[Collected data]
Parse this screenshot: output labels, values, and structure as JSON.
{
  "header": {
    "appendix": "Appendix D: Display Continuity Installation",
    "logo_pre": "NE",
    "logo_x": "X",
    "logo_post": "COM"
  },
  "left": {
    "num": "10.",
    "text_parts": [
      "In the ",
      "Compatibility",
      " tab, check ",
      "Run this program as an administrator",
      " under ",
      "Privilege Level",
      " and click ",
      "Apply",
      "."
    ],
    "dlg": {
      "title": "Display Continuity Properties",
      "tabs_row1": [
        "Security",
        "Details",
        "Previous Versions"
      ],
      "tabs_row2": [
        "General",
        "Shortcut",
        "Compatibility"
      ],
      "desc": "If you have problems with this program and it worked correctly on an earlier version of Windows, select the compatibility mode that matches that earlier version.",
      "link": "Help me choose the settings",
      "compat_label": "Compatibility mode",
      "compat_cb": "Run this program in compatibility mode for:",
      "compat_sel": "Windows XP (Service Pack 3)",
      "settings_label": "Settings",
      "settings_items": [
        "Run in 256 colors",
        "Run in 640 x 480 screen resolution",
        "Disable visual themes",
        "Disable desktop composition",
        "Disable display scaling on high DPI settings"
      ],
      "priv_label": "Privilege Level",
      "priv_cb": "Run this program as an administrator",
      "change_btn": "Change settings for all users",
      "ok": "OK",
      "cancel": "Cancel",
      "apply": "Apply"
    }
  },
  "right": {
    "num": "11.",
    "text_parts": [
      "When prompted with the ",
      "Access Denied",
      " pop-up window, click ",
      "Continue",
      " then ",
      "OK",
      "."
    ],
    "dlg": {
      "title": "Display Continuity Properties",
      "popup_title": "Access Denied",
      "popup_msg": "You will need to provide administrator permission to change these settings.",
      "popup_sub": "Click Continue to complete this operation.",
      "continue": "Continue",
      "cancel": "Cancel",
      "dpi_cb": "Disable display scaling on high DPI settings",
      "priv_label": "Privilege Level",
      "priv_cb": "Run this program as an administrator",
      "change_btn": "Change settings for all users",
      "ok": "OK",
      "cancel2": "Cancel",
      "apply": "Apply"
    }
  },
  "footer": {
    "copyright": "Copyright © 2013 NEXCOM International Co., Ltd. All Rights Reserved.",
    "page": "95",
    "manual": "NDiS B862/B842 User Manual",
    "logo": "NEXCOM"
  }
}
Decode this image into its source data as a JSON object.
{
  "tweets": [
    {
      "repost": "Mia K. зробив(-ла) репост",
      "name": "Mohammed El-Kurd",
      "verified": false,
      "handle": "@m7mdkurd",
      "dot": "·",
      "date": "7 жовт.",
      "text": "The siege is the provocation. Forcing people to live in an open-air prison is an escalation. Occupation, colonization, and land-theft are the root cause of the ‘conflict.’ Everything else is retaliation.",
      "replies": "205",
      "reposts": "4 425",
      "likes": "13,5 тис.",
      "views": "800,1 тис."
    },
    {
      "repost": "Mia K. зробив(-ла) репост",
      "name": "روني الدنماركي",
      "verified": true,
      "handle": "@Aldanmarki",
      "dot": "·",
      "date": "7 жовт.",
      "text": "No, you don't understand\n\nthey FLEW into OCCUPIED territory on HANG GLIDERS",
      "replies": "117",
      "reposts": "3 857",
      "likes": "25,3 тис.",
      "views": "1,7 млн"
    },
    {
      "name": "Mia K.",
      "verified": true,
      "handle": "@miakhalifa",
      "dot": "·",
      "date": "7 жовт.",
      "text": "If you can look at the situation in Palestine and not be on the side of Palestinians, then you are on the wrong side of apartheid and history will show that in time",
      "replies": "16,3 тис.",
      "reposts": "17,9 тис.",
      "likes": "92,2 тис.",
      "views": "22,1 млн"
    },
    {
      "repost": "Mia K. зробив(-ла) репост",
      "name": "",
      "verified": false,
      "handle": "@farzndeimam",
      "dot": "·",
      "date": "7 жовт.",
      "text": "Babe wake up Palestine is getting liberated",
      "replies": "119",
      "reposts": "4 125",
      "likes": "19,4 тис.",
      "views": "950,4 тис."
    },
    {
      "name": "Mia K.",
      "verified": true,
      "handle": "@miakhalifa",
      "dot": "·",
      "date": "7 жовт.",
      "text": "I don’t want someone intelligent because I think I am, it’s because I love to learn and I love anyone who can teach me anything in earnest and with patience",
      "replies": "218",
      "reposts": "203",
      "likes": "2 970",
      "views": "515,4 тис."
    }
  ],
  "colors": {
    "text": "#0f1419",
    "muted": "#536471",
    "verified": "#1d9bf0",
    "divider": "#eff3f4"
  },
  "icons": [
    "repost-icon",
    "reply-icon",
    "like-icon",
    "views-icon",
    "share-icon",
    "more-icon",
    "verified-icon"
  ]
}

_THE TASK_
Reproduce each line verbatim.

_EXERCISE OUTPUT_
Parse this screenshot: output labels, values, and structure as JSON.
{
  "header": {
    "appendix": "Appendix D: Display Continuity Installation",
    "logo_pre": "NE",
    "logo_x": "X",
    "logo_post": "COM"
  },
  "left": {
    "num": "10.",
    "text_parts": [
      "In the ",
      "Compatibility",
      " tab, check ",
      "Run this program as an administrator",
      " under ",
      "Privilege Level",
      " and click ",
      "Apply",
      "."
    ],
    "dlg": {
      "title": "Display Continuity Properties",
      "tabs_row1": [
        "Security",
        "Details",
        "Previous Versions"
      ],
      "tabs_row2": [
        "General",
        "Shortcut",
        "Compatibility"
      ],
      "desc": "If you have problems with this program and it worked correctly on an earlier version of Windows, select the compatibility mode that matches that earlier version.",
      "link": "Help me choose the settings",
      "compat_label": "Compatibility mode",
      "compat_cb": "Run this program in compatibility mode for:",
      "compat_sel": "Windows XP (Service Pack 3)",
      "settings_label": "Settings",
      "settings_items": [
        "Run in 256 colors",
        "Run in 640 x 480 screen resolution",
        "Disable visual themes",
        "Disable desktop composition",
        "Disable display scaling on high DPI settings"
      ],
      "priv_label": "Privilege Level",
      "priv_cb": "Run this program as an administrator",
      "change_btn": "Change settings for all users",
      "ok": "OK",
      "cancel": "Cancel",
      "apply": "Apply"
    }
  },
  "right": {
    "num": "11.",
    "text_parts": [
      "When prompted with the ",
      "Access Denied",
      " pop-up window, click ",
      "Continue",
      " then ",
      "OK",
      "."
    ],
    "dlg": {
      "title": "Display Continuity Properties",
      "popup_title": "Access Denied",
      "popup_msg": "You will need to provide administrator permission to change these settings.",
      "popup_sub": "Click Continue to complete this operation.",
      "continue": "Continue",
      "cancel": "Cancel",
      "dpi_cb": "Disable display scaling on high DPI settings",
      "priv_label": "Privilege Level",
      "priv_cb": "Run this program as an administrator",
      "change_btn": "Change settings for all users",
      "ok": "OK",
      "cancel2": "Cancel",
      "apply": "Apply"
    }
  },
  "footer": {
    "copyright": "Copyright © 2013 NEXCOM International Co., Ltd. All Rights Reserved.",
    "page": "95",
    "manual": "NDiS B862/B842 User Manual",
    "logo": "NEXCOM"
  }
}
Decode this image into its source data as a JSON object.
{
  "tweets": [
    {
      "repost": "Mia K. зробив(-ла) репост",
      "name": "Mohammed El-Kurd",
      "verified": false,
      "handle": "@m7mdkurd",
      "dot": "·",
      "date": "7 жовт.",
      "text": "The siege is the provocation. Forcing people to live in an open-air prison is an escalation. Occupation, colonization, and land-theft are the root cause of the ‘conflict.’ Everything else is retaliation.",
      "replies": "205",
      "reposts": "4 425",
      "likes": "13,5 тис.",
      "views": "800,1 тис."
    },
    {
      "repost": "Mia K. зробив(-ла) репост",
      "name": "روني الدنماركي",
      "verified": true,
      "handle": "@Aldanmarki",
      "dot": "·",
      "date": "7 жовт.",
      "text": "No, you don't understand\n\nthey FLEW into OCCUPIED territory on HANG GLIDERS",
      "replies": "117",
      "reposts": "3 857",
      "likes": "25,3 тис.",
      "views": "1,7 млн"
    },
    {
      "name": "Mia K.",
      "verified": true,
      "handle": "@miakhalifa",
      "dot": "·",
      "date": "7 жовт.",
      "text": "If you can look at the situation in Palestine and not be on the side of Palestinians, then you are on the wrong side of apartheid and history will show that in time",
      "replies": "16,3 тис.",
      "reposts": "17,9 тис.",
      "likes": "92,2 тис.",
      "views": "22,1 млн"
    },
    {
      "repost": "Mia K. зробив(-ла) репост",
      "name": "",
      "verified": false,
      "handle": "@farzndeimam",
      "dot": "·",
      "date": "7 жовт.",
      "text": "Babe wake up Palestine is getting liberated",
      "replies": "119",
      "reposts": "4 125",
      "likes": "19,4 тис.",
      "views": "950,4 тис."
    },
    {
      "name": "Mia K.",
      "verified": true,
      "handle": "@miakhalifa",
      "dot": "·",
      "date": "7 жовт.",
      "text": "I don’t want someone intelligent because I think I am, it’s because I love to learn and I love anyone who can teach me anything in earnest and with patience",
      "replies": "218",
      "reposts": "203",
      "likes": "2 970",
      "views": "515,4 тис."
    }
  ],
  "colors": {
    "text": "#0f1419",
    "muted": "#536471",
    "verified": "#1d9bf0",
    "divider": "#eff3f4"
  },
  "icons": [
    "repost-icon",
    "reply-icon",
    "like-icon",
    "views-icon",
    "share-icon",
    "more-icon",
    "verified-icon"
  ]
}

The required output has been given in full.